▸ TASK:
Below are some entries. Copy each line in them that holds "marine".

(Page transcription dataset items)
★ ★ ★ ★
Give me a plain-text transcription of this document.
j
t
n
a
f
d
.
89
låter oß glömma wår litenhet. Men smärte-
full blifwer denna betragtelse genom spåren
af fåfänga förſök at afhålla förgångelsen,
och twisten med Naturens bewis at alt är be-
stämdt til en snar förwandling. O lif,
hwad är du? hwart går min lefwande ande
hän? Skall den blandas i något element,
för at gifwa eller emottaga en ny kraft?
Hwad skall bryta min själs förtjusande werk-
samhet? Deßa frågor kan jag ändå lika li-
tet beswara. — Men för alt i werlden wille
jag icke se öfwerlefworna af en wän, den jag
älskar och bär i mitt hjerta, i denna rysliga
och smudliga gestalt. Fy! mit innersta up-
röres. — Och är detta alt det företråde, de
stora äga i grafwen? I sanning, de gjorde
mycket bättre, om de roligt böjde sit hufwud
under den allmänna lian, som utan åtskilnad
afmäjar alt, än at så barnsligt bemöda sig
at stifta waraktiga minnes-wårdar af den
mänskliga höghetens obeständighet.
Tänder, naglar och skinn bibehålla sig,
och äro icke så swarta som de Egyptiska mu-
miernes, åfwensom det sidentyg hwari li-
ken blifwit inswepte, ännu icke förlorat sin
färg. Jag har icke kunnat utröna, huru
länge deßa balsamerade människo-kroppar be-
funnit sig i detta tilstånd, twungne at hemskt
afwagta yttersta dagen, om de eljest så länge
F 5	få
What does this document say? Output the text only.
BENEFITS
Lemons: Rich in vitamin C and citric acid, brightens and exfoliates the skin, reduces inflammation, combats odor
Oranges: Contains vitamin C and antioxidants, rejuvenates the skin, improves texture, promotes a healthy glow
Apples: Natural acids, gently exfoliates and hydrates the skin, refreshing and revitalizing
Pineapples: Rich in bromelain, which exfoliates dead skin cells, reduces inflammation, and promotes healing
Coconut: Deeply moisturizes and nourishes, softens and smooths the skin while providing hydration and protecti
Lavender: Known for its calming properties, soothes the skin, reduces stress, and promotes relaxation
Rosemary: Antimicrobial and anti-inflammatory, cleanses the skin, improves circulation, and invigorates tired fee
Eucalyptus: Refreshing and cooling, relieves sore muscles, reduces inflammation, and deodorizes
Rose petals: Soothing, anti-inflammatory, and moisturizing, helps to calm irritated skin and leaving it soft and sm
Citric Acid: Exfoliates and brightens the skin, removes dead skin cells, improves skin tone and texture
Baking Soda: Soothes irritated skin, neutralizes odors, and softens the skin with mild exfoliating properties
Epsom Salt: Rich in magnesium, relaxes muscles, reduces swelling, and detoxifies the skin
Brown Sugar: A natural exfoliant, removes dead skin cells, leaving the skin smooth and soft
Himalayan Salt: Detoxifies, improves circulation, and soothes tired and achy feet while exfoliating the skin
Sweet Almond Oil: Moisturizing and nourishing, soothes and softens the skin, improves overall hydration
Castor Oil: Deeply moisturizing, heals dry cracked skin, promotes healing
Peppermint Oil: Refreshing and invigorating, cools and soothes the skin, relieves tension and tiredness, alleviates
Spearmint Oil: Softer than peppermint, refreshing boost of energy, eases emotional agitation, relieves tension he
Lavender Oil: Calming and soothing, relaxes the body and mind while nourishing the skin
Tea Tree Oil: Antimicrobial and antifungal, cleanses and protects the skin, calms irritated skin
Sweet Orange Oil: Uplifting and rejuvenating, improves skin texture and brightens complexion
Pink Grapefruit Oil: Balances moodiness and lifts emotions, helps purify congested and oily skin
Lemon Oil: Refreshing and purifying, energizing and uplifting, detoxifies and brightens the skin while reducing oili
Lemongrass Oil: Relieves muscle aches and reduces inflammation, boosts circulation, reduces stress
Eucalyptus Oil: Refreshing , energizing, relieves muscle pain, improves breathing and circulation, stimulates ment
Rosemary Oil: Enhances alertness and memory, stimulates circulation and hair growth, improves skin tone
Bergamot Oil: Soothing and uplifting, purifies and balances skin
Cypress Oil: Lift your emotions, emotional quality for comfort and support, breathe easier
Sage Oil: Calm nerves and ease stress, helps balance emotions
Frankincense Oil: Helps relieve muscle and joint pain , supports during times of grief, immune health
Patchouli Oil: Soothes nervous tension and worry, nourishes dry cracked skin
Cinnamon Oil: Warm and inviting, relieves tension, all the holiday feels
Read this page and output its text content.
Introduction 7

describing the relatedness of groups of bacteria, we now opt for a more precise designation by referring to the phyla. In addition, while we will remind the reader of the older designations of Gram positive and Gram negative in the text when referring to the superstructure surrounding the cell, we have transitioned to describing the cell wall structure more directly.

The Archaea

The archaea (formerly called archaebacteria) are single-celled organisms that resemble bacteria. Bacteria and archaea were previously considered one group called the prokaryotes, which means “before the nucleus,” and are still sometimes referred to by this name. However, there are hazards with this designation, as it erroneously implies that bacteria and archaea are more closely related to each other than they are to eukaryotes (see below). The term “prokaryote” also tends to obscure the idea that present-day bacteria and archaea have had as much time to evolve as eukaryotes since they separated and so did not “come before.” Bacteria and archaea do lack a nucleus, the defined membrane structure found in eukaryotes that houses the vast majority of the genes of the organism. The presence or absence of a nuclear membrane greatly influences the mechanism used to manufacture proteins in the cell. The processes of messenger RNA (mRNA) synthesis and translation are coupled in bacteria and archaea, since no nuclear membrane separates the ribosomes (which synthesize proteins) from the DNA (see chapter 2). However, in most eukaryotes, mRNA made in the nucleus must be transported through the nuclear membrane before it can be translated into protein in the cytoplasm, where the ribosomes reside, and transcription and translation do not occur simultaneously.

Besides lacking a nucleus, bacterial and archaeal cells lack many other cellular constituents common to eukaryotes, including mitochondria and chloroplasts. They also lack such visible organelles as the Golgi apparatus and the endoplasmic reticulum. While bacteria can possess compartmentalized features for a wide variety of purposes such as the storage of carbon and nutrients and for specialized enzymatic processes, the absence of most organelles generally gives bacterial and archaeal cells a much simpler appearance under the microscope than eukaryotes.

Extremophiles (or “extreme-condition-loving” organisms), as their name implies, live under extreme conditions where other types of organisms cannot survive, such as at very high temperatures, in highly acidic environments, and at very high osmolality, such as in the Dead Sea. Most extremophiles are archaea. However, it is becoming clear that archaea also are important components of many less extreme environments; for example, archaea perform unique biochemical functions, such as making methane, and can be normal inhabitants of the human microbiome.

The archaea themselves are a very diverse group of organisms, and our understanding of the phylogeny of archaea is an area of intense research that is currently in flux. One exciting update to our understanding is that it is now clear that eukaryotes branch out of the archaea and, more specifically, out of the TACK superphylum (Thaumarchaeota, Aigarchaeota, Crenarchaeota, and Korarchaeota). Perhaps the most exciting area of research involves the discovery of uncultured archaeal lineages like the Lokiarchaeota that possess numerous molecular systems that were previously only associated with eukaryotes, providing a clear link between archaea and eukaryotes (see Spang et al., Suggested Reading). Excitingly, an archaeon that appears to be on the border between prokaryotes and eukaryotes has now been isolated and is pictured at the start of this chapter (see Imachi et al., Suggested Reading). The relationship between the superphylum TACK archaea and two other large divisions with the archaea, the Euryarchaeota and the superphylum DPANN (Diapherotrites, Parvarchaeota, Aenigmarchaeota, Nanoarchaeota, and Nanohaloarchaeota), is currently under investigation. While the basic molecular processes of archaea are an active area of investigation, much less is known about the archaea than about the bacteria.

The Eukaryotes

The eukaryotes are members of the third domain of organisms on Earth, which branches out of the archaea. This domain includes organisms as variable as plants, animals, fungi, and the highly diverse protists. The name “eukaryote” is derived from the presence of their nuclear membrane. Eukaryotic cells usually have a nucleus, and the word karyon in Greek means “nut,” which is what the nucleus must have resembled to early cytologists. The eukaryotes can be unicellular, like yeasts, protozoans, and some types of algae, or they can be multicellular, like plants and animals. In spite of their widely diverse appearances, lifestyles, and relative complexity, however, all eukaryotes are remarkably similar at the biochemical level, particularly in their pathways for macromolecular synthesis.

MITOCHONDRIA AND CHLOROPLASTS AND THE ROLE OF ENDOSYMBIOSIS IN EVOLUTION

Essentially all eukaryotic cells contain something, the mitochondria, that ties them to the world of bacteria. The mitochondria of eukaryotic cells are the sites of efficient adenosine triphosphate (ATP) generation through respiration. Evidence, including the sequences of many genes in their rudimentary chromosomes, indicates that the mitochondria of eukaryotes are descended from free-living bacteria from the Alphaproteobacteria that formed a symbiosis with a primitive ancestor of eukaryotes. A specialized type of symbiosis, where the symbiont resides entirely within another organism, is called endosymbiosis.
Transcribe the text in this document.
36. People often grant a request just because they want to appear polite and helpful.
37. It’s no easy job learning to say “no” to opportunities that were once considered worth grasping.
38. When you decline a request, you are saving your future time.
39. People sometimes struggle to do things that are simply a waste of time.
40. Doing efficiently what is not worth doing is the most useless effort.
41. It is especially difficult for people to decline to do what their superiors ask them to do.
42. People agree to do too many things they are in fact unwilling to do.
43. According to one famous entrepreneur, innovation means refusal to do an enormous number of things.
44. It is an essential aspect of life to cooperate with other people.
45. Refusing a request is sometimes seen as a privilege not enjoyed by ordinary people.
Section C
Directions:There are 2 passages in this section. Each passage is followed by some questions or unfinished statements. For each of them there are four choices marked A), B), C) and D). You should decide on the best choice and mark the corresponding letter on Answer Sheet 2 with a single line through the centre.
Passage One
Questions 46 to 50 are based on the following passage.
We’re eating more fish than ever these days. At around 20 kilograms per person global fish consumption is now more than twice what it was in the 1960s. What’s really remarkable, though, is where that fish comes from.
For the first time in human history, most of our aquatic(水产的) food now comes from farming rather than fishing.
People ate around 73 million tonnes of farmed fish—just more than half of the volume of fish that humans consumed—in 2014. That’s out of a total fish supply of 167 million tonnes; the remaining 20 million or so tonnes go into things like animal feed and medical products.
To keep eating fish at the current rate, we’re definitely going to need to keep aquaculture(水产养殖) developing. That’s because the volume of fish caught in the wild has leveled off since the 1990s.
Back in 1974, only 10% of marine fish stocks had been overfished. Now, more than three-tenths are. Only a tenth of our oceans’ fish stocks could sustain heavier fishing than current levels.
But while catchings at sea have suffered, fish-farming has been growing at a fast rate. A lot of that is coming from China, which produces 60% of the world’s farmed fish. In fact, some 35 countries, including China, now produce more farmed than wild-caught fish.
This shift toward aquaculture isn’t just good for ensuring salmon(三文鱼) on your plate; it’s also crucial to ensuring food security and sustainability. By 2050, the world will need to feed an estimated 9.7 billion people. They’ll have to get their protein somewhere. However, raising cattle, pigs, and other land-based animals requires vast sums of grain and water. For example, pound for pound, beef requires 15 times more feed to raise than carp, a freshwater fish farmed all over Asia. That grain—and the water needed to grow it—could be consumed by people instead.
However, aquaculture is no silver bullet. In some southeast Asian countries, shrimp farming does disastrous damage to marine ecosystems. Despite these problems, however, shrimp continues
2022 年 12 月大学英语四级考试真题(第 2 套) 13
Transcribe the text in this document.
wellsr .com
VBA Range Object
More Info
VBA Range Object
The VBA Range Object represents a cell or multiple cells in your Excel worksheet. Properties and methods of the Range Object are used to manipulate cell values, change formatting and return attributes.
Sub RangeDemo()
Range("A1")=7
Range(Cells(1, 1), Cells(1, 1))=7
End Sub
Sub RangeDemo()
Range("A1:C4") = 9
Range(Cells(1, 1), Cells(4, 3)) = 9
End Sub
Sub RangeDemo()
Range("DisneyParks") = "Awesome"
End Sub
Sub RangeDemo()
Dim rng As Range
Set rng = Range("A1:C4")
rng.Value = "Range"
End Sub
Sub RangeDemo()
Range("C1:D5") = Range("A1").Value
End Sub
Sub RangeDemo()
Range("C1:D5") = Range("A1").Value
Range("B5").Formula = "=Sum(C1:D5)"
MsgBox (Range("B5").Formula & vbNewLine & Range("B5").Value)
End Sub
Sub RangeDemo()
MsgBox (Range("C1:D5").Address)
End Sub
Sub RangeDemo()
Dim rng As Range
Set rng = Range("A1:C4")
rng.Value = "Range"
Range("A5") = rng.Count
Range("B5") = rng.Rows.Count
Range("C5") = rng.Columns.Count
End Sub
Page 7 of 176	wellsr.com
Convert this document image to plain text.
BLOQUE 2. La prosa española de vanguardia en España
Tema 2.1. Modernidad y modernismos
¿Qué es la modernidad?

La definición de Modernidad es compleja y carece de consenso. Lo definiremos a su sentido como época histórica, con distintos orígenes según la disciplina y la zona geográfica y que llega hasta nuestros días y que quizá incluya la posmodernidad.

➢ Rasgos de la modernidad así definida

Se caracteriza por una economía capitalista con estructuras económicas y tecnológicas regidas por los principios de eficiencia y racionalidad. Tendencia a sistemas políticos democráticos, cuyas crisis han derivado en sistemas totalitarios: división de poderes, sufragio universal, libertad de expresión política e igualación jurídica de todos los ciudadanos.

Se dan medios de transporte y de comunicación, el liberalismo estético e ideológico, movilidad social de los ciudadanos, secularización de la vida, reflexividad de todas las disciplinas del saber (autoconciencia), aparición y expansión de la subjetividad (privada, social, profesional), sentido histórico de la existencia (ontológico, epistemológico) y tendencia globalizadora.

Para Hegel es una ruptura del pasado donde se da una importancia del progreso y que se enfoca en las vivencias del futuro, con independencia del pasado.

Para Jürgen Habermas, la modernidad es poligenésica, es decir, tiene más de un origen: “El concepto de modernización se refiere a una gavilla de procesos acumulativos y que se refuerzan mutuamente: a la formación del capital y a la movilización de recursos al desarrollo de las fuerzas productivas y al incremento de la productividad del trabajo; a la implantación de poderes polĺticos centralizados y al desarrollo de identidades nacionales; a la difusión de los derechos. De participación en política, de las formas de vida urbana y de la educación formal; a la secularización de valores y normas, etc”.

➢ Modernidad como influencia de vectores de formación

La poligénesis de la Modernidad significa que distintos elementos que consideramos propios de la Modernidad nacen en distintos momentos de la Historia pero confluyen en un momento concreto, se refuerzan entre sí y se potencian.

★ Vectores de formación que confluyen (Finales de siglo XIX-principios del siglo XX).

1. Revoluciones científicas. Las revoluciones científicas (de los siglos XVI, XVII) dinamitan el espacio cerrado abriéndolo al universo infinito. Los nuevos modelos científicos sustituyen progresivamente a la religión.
★ ★ ★ ★
▸ EXERCISE SOLUTION:
Back in 1974, only 10% of marine fish stocks had been overfished. Now, more than three-tenths are. Only a tenth of our oceans’ fish stocks could sustain heavier fishing than current levels.
However, aquaculture is no silver bullet. In some southeast Asian countries, shrimp farming does disastrous damage to marine ecosystems. Despite these problems, however, shrimp continues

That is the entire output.